A block of data:
------------------------------------------------------------------------

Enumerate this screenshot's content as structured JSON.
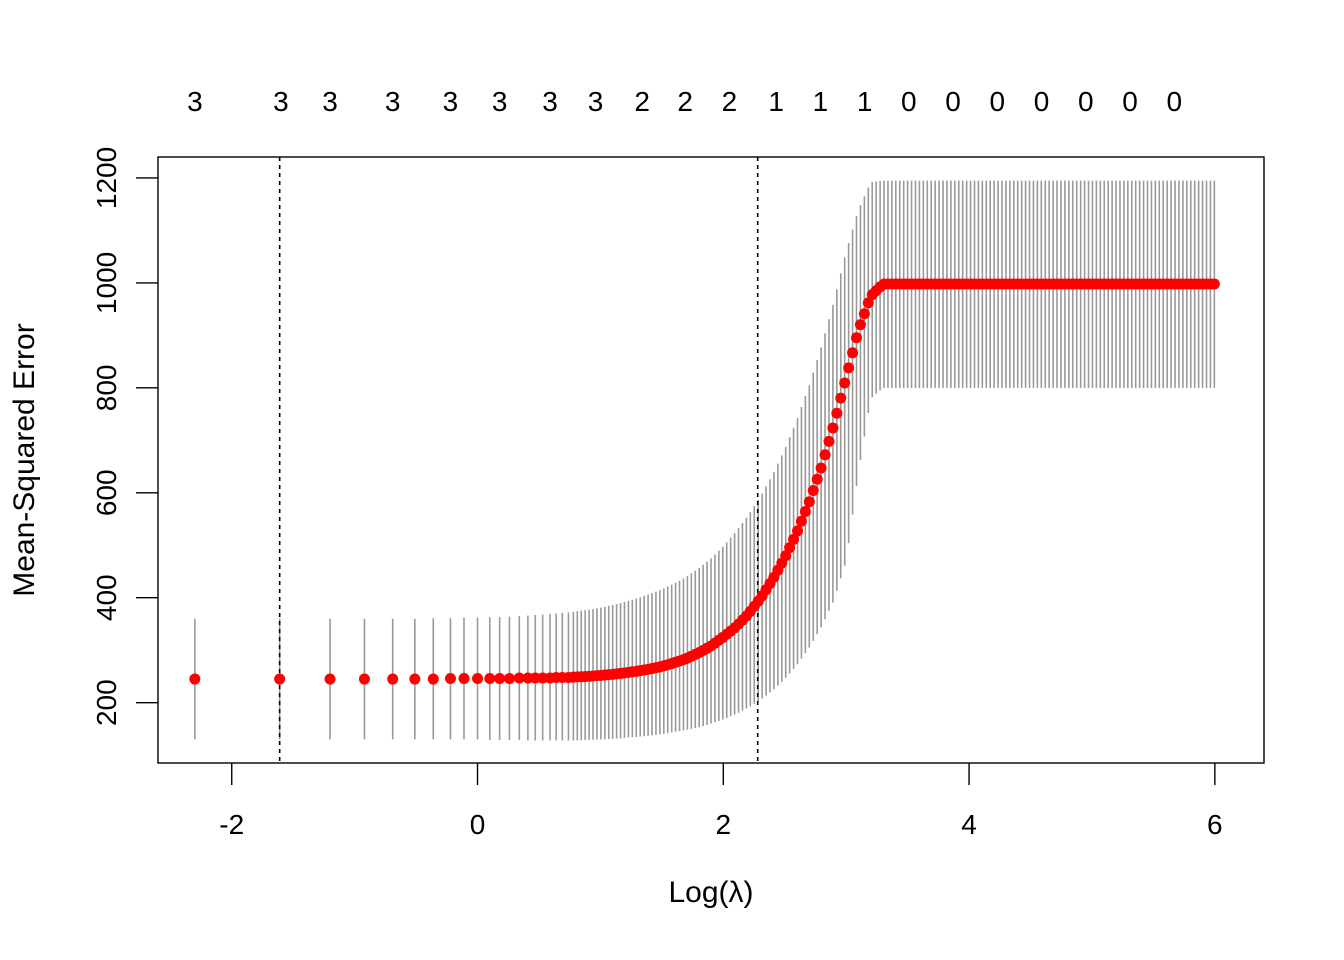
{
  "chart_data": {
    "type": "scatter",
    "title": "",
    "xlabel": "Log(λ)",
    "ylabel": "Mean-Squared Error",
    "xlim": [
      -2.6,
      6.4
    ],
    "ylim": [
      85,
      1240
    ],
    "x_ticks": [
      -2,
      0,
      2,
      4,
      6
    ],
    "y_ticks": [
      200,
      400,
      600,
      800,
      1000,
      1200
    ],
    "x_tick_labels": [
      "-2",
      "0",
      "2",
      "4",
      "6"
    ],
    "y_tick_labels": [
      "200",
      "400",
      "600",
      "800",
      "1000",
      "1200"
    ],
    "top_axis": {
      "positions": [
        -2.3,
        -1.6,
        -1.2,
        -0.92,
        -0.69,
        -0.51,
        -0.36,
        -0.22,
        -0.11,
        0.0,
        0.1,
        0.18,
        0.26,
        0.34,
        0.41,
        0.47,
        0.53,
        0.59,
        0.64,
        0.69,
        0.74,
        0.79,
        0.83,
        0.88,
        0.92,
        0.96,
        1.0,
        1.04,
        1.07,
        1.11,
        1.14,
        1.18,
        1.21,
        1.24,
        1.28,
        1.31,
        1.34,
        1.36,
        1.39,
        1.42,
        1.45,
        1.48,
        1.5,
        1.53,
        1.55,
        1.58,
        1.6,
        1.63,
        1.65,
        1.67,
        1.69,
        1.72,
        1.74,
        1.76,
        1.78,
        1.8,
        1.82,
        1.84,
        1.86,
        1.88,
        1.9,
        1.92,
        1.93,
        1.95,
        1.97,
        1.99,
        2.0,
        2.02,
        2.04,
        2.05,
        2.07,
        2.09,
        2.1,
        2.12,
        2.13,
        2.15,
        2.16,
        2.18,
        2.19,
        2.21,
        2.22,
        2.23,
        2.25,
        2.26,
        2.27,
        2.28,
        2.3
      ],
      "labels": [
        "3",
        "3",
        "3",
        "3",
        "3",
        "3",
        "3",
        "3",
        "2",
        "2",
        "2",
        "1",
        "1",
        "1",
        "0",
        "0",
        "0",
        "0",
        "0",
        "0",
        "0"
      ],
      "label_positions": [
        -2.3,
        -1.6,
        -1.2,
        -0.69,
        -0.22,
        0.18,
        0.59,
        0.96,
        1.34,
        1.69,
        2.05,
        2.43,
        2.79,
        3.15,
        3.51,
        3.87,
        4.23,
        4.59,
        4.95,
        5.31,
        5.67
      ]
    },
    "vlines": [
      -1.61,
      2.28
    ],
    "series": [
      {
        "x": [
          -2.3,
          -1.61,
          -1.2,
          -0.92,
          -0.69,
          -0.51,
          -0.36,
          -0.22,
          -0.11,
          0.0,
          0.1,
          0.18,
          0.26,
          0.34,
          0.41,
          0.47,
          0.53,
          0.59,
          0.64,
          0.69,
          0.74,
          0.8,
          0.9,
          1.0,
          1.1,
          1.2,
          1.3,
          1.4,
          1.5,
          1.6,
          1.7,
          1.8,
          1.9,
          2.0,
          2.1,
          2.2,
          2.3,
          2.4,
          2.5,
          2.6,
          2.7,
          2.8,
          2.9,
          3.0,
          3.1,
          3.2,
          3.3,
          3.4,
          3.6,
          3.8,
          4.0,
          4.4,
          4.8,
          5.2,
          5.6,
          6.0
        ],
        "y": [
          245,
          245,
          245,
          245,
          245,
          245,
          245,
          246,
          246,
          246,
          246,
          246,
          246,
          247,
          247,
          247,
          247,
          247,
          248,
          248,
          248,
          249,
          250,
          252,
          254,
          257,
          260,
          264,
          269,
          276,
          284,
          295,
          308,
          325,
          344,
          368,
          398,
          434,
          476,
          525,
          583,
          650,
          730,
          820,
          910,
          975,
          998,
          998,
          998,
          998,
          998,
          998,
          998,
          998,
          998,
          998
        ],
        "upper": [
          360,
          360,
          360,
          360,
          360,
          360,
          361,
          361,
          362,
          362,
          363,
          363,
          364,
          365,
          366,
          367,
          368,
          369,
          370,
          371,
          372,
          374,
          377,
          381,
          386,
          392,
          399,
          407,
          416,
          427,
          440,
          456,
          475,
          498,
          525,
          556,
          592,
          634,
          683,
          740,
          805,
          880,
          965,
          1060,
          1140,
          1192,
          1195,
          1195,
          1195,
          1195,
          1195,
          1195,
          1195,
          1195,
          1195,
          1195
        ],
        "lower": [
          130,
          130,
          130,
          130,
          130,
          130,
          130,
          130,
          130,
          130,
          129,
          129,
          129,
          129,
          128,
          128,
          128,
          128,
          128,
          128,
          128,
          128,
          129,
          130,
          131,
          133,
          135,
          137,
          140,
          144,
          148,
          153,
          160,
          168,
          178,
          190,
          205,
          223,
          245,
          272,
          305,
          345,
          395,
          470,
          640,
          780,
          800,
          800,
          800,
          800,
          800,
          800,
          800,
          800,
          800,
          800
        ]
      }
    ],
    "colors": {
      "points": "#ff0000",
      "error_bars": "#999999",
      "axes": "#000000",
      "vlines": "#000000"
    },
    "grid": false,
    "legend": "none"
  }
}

------------------------------------------------------------------------

Reproduce every record above exactly, omitting the pictures.

Enumerate this screenshot's content as structured JSON.
{
  "chart_data": {
    "type": "scatter",
    "title": "",
    "xlabel": "Log(λ)",
    "ylabel": "Mean-Squared Error",
    "xlim": [
      -2.6,
      6.4
    ],
    "ylim": [
      85,
      1240
    ],
    "x_ticks": [
      -2,
      0,
      2,
      4,
      6
    ],
    "y_ticks": [
      200,
      400,
      600,
      800,
      1000,
      1200
    ],
    "x_tick_labels": [
      "-2",
      "0",
      "2",
      "4",
      "6"
    ],
    "y_tick_labels": [
      "200",
      "400",
      "600",
      "800",
      "1000",
      "1200"
    ],
    "top_axis": {
      "positions": [
        -2.3,
        -1.6,
        -1.2,
        -0.92,
        -0.69,
        -0.51,
        -0.36,
        -0.22,
        -0.11,
        0.0,
        0.1,
        0.18,
        0.26,
        0.34,
        0.41,
        0.47,
        0.53,
        0.59,
        0.64,
        0.69,
        0.74,
        0.79,
        0.83,
        0.88,
        0.92,
        0.96,
        1.0,
        1.04,
        1.07,
        1.11,
        1.14,
        1.18,
        1.21,
        1.24,
        1.28,
        1.31,
        1.34,
        1.36,
        1.39,
        1.42,
        1.45,
        1.48,
        1.5,
        1.53,
        1.55,
        1.58,
        1.6,
        1.63,
        1.65,
        1.67,
        1.69,
        1.72,
        1.74,
        1.76,
        1.78,
        1.8,
        1.82,
        1.84,
        1.86,
        1.88,
        1.9,
        1.92,
        1.93,
        1.95,
        1.97,
        1.99,
        2.0,
        2.02,
        2.04,
        2.05,
        2.07,
        2.09,
        2.1,
        2.12,
        2.13,
        2.15,
        2.16,
        2.18,
        2.19,
        2.21,
        2.22,
        2.23,
        2.25,
        2.26,
        2.27,
        2.28,
        2.3
      ],
      "labels": [
        "3",
        "3",
        "3",
        "3",
        "3",
        "3",
        "3",
        "3",
        "2",
        "2",
        "2",
        "1",
        "1",
        "1",
        "0",
        "0",
        "0",
        "0",
        "0",
        "0",
        "0"
      ],
      "label_positions": [
        -2.3,
        -1.6,
        -1.2,
        -0.69,
        -0.22,
        0.18,
        0.59,
        0.96,
        1.34,
        1.69,
        2.05,
        2.43,
        2.79,
        3.15,
        3.51,
        3.87,
        4.23,
        4.59,
        4.95,
        5.31,
        5.67
      ]
    },
    "vlines": [
      -1.61,
      2.28
    ],
    "series": [
      {
        "x": [
          -2.3,
          -1.61,
          -1.2,
          -0.92,
          -0.69,
          -0.51,
          -0.36,
          -0.22,
          -0.11,
          0.0,
          0.1,
          0.18,
          0.26,
          0.34,
          0.41,
          0.47,
          0.53,
          0.59,
          0.64,
          0.69,
          0.74,
          0.8,
          0.9,
          1.0,
          1.1,
          1.2,
          1.3,
          1.4,
          1.5,
          1.6,
          1.7,
          1.8,
          1.9,
          2.0,
          2.1,
          2.2,
          2.3,
          2.4,
          2.5,
          2.6,
          2.7,
          2.8,
          2.9,
          3.0,
          3.1,
          3.2,
          3.3,
          3.4,
          3.6,
          3.8,
          4.0,
          4.4,
          4.8,
          5.2,
          5.6,
          6.0
        ],
        "y": [
          245,
          245,
          245,
          245,
          245,
          245,
          245,
          246,
          246,
          246,
          246,
          246,
          246,
          247,
          247,
          247,
          247,
          247,
          248,
          248,
          248,
          249,
          250,
          252,
          254,
          257,
          260,
          264,
          269,
          276,
          284,
          295,
          308,
          325,
          344,
          368,
          398,
          434,
          476,
          525,
          583,
          650,
          730,
          820,
          910,
          975,
          998,
          998,
          998,
          998,
          998,
          998,
          998,
          998,
          998,
          998
        ],
        "upper": [
          360,
          360,
          360,
          360,
          360,
          360,
          361,
          361,
          362,
          362,
          363,
          363,
          364,
          365,
          366,
          367,
          368,
          369,
          370,
          371,
          372,
          374,
          377,
          381,
          386,
          392,
          399,
          407,
          416,
          427,
          440,
          456,
          475,
          498,
          525,
          556,
          592,
          634,
          683,
          740,
          805,
          880,
          965,
          1060,
          1140,
          1192,
          1195,
          1195,
          1195,
          1195,
          1195,
          1195,
          1195,
          1195,
          1195,
          1195
        ],
        "lower": [
          130,
          130,
          130,
          130,
          130,
          130,
          130,
          130,
          130,
          130,
          129,
          129,
          129,
          129,
          128,
          128,
          128,
          128,
          128,
          128,
          128,
          128,
          129,
          130,
          131,
          133,
          135,
          137,
          140,
          144,
          148,
          153,
          160,
          168,
          178,
          190,
          205,
          223,
          245,
          272,
          305,
          345,
          395,
          470,
          640,
          780,
          800,
          800,
          800,
          800,
          800,
          800,
          800,
          800,
          800,
          800
        ]
      }
    ],
    "colors": {
      "points": "#ff0000",
      "error_bars": "#999999",
      "axes": "#000000",
      "vlines": "#000000"
    },
    "grid": false,
    "legend": "none"
  }
}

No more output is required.